_Input material_
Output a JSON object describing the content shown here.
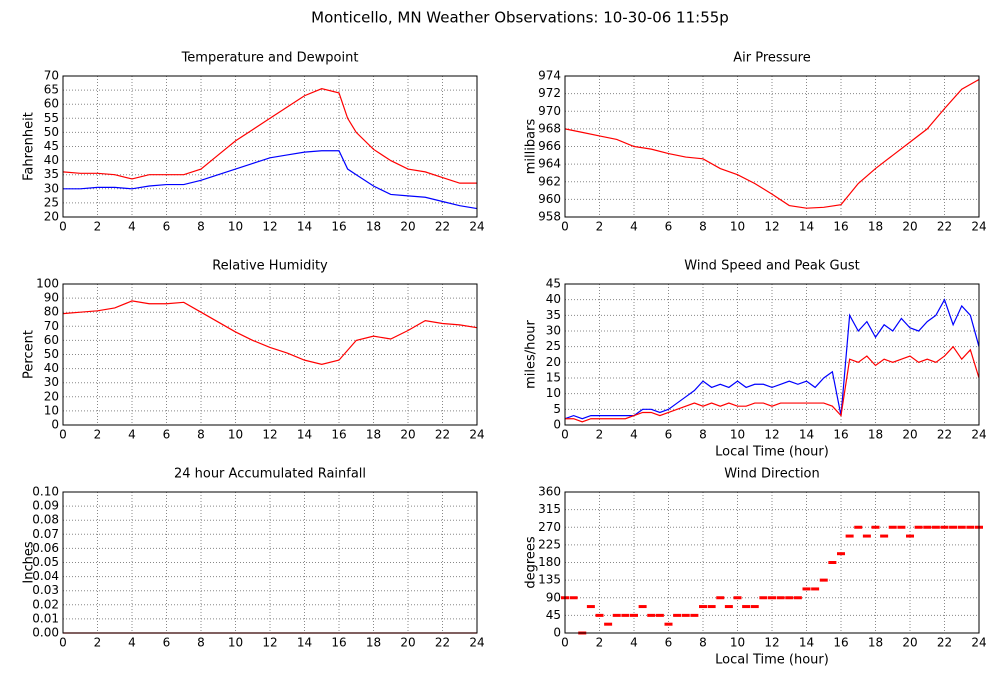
{
  "title": "Monticello, MN Weather Observations: 10-30-06 11:55p",
  "chart_data": [
    {
      "type": "line",
      "title": "Temperature and Dewpoint",
      "ylabel": "Fahrenheit",
      "x": [
        0,
        1,
        2,
        3,
        4,
        5,
        6,
        7,
        8,
        9,
        10,
        11,
        12,
        13,
        14,
        15,
        16,
        16.5,
        17,
        18,
        19,
        20,
        21,
        22,
        23,
        24
      ],
      "series": [
        {
          "color": "#ff0000",
          "values": [
            36,
            35.5,
            35.5,
            35,
            33.5,
            35,
            35,
            35,
            37,
            42,
            47,
            51,
            55,
            59,
            63,
            65.5,
            64,
            55,
            50,
            44,
            40,
            37,
            36,
            34,
            32,
            32
          ]
        },
        {
          "color": "#0000ff",
          "values": [
            30,
            30,
            30.5,
            30.5,
            30,
            31,
            31.5,
            31.5,
            33,
            35,
            37,
            39,
            41,
            42,
            43,
            43.5,
            43.5,
            37,
            35,
            31,
            28,
            27.5,
            27,
            25.5,
            24,
            23
          ]
        }
      ],
      "xlim": [
        0,
        24
      ],
      "xticks": [
        0,
        2,
        4,
        6,
        8,
        10,
        12,
        14,
        16,
        18,
        20,
        22,
        24
      ],
      "ylim": [
        20,
        70
      ],
      "yticks": [
        20,
        25,
        30,
        35,
        40,
        45,
        50,
        55,
        60,
        65,
        70
      ],
      "grid": true
    },
    {
      "type": "line",
      "title": "Air Pressure",
      "ylabel": "millibars",
      "x": [
        0,
        1,
        2,
        3,
        4,
        5,
        6,
        7,
        8,
        9,
        10,
        11,
        12,
        13,
        14,
        15,
        16,
        16.5,
        17,
        18,
        19,
        20,
        21,
        22,
        23,
        24
      ],
      "series": [
        {
          "color": "#ff0000",
          "values": [
            968,
            967.6,
            967.2,
            966.8,
            966,
            965.7,
            965.2,
            964.8,
            964.6,
            963.5,
            962.8,
            961.8,
            960.6,
            959.3,
            959,
            959.1,
            959.4,
            960.6,
            961.8,
            963.5,
            965,
            966.5,
            968,
            970.3,
            972.5,
            973.6
          ]
        }
      ],
      "xlim": [
        0,
        24
      ],
      "xticks": [
        0,
        2,
        4,
        6,
        8,
        10,
        12,
        14,
        16,
        18,
        20,
        22,
        24
      ],
      "ylim": [
        958,
        974
      ],
      "yticks": [
        958,
        960,
        962,
        964,
        966,
        968,
        970,
        972,
        974
      ],
      "grid": true
    },
    {
      "type": "line",
      "title": "Relative Humidity",
      "ylabel": "Percent",
      "x": [
        0,
        1,
        2,
        3,
        4,
        5,
        6,
        7,
        8,
        9,
        10,
        11,
        12,
        13,
        14,
        15,
        16,
        16.5,
        17,
        18,
        19,
        20,
        21,
        22,
        23,
        24
      ],
      "series": [
        {
          "color": "#ff0000",
          "values": [
            79,
            80,
            81,
            83,
            88,
            86,
            86,
            87,
            80,
            73,
            66,
            60,
            55,
            51,
            46,
            43,
            46,
            53,
            60,
            63,
            61,
            67,
            74,
            72,
            71,
            69
          ]
        }
      ],
      "xlim": [
        0,
        24
      ],
      "xticks": [
        0,
        2,
        4,
        6,
        8,
        10,
        12,
        14,
        16,
        18,
        20,
        22,
        24
      ],
      "ylim": [
        0,
        100
      ],
      "yticks": [
        0,
        10,
        20,
        30,
        40,
        50,
        60,
        70,
        80,
        90,
        100
      ],
      "grid": true
    },
    {
      "type": "line",
      "title": "Wind Speed and Peak Gust",
      "ylabel": "miles/hour",
      "xlabel": "Local Time (hour)",
      "x": [
        0,
        0.5,
        1,
        1.5,
        2,
        2.5,
        3,
        3.5,
        4,
        4.5,
        5,
        5.5,
        6,
        6.5,
        7,
        7.5,
        8,
        8.5,
        9,
        9.5,
        10,
        10.5,
        11,
        11.5,
        12,
        12.5,
        13,
        13.5,
        14,
        14.5,
        15,
        15.5,
        16,
        16.5,
        17,
        17.5,
        18,
        18.5,
        19,
        19.5,
        20,
        20.5,
        21,
        21.5,
        22,
        22.5,
        23,
        23.5,
        24
      ],
      "series": [
        {
          "color": "#0000ff",
          "values": [
            2,
            3,
            2,
            3,
            3,
            3,
            3,
            3,
            3,
            5,
            5,
            4,
            5,
            7,
            9,
            11,
            14,
            12,
            13,
            12,
            14,
            12,
            13,
            13,
            12,
            13,
            14,
            13,
            14,
            12,
            15,
            17,
            3,
            35,
            30,
            33,
            28,
            32,
            30,
            34,
            31,
            30,
            33,
            35,
            40,
            32,
            38,
            35,
            25
          ]
        },
        {
          "color": "#ff0000",
          "values": [
            2,
            2,
            1,
            2,
            2,
            2,
            2,
            2,
            3,
            4,
            4,
            3,
            4,
            5,
            6,
            7,
            6,
            7,
            6,
            7,
            6,
            6,
            7,
            7,
            6,
            7,
            7,
            7,
            7,
            7,
            7,
            6,
            3,
            21,
            20,
            22,
            19,
            21,
            20,
            21,
            22,
            20,
            21,
            20,
            22,
            25,
            21,
            24,
            15
          ]
        }
      ],
      "xlim": [
        0,
        24
      ],
      "xticks": [
        0,
        2,
        4,
        6,
        8,
        10,
        12,
        14,
        16,
        18,
        20,
        22,
        24
      ],
      "ylim": [
        0,
        45
      ],
      "yticks": [
        0,
        5,
        10,
        15,
        20,
        25,
        30,
        35,
        40,
        45
      ],
      "grid": true
    },
    {
      "type": "line",
      "title": "24 hour Accumulated Rainfall",
      "ylabel": "Inches",
      "x": [
        0,
        24
      ],
      "series": [
        {
          "color": "#ff0000",
          "values": [
            0,
            0
          ]
        }
      ],
      "xlim": [
        0,
        24
      ],
      "xticks": [
        0,
        2,
        4,
        6,
        8,
        10,
        12,
        14,
        16,
        18,
        20,
        22,
        24
      ],
      "ylim": [
        0,
        0.1
      ],
      "yticks": [
        {
          "value": 0,
          "label": "0.00"
        },
        {
          "value": 0.01,
          "label": "0.01"
        },
        {
          "value": 0.02,
          "label": "0.02"
        },
        {
          "value": 0.03,
          "label": "0.03"
        },
        {
          "value": 0.04,
          "label": "0.04"
        },
        {
          "value": 0.05,
          "label": "0.05"
        },
        {
          "value": 0.06,
          "label": "0.06"
        },
        {
          "value": 0.07,
          "label": "0.07"
        },
        {
          "value": 0.08,
          "label": "0.08"
        },
        {
          "value": 0.09,
          "label": "0.09"
        },
        {
          "value": 0.1,
          "label": "0.10"
        }
      ],
      "grid": true
    },
    {
      "type": "scatter",
      "title": "Wind Direction",
      "ylabel": "degrees",
      "xlabel": "Local Time (hour)",
      "x": [
        0,
        0.5,
        1,
        1.5,
        2,
        2.5,
        3,
        3.5,
        4,
        4.5,
        5,
        5.5,
        6,
        6.5,
        7,
        7.5,
        8,
        8.5,
        9,
        9.5,
        10,
        10.5,
        11,
        11.5,
        12,
        12.5,
        13,
        13.5,
        14,
        14.5,
        15,
        15.5,
        16,
        16.5,
        17,
        17.5,
        18,
        18.5,
        19,
        19.5,
        20,
        20.5,
        21,
        21.5,
        22,
        22.5,
        23,
        23.5,
        24
      ],
      "series": [
        {
          "color": "#ff0000",
          "values": [
            90,
            90,
            0,
            67.5,
            45,
            22.5,
            45,
            45,
            45,
            67.5,
            45,
            45,
            22.5,
            45,
            45,
            45,
            67.5,
            67.5,
            90,
            67.5,
            90,
            67.5,
            67.5,
            90,
            90,
            90,
            90,
            90,
            112.5,
            112.5,
            135,
            180,
            202.5,
            247.5,
            270,
            247.5,
            270,
            247.5,
            270,
            270,
            247.5,
            270,
            270,
            270,
            270,
            270,
            270,
            270,
            270
          ]
        }
      ],
      "xlim": [
        0,
        24
      ],
      "xticks": [
        0,
        2,
        4,
        6,
        8,
        10,
        12,
        14,
        16,
        18,
        20,
        22,
        24
      ],
      "ylim": [
        0,
        360
      ],
      "yticks": [
        0,
        45,
        90,
        135,
        180,
        225,
        270,
        315,
        360
      ],
      "grid": true
    }
  ]
}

_Stated exercise_
Copy out every line from the data above that has "Wind" in it.

_Worked answer_
      "title": "Wind Speed and Peak Gust",
      "title": "Wind Direction",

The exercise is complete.